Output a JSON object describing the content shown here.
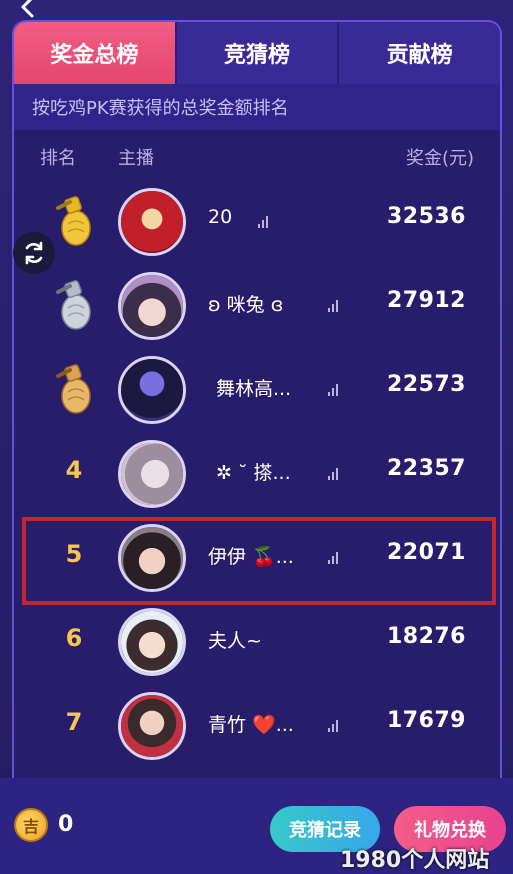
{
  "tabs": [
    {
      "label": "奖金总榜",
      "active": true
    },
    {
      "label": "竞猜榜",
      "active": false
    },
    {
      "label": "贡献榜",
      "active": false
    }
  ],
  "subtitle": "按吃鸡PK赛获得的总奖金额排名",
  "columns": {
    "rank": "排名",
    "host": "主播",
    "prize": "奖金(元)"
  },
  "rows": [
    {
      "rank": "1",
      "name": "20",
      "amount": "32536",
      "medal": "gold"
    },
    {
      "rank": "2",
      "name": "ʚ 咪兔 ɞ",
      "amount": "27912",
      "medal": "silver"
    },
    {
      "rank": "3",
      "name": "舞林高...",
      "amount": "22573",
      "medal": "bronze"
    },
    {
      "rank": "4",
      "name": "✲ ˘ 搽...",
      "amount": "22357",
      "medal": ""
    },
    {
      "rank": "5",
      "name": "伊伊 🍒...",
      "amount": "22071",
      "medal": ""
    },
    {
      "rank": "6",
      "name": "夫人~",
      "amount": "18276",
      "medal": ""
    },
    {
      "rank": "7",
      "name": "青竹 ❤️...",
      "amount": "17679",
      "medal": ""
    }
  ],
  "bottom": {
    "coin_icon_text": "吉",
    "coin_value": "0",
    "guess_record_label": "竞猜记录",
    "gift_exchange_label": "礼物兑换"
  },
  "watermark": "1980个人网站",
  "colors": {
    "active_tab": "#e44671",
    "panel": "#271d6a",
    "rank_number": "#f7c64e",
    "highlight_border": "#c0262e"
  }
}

################

Locate the lines above that contain "name" and copy them.

      "name": "20",
      "name": "ʚ 咪兔 ɞ",
      "name": "舞林高...",
      "name": "✲ ˘ 搽...",
      "name": "伊伊 🍒...",
      "name": "夫人~",
      "name": "青竹 ❤️...",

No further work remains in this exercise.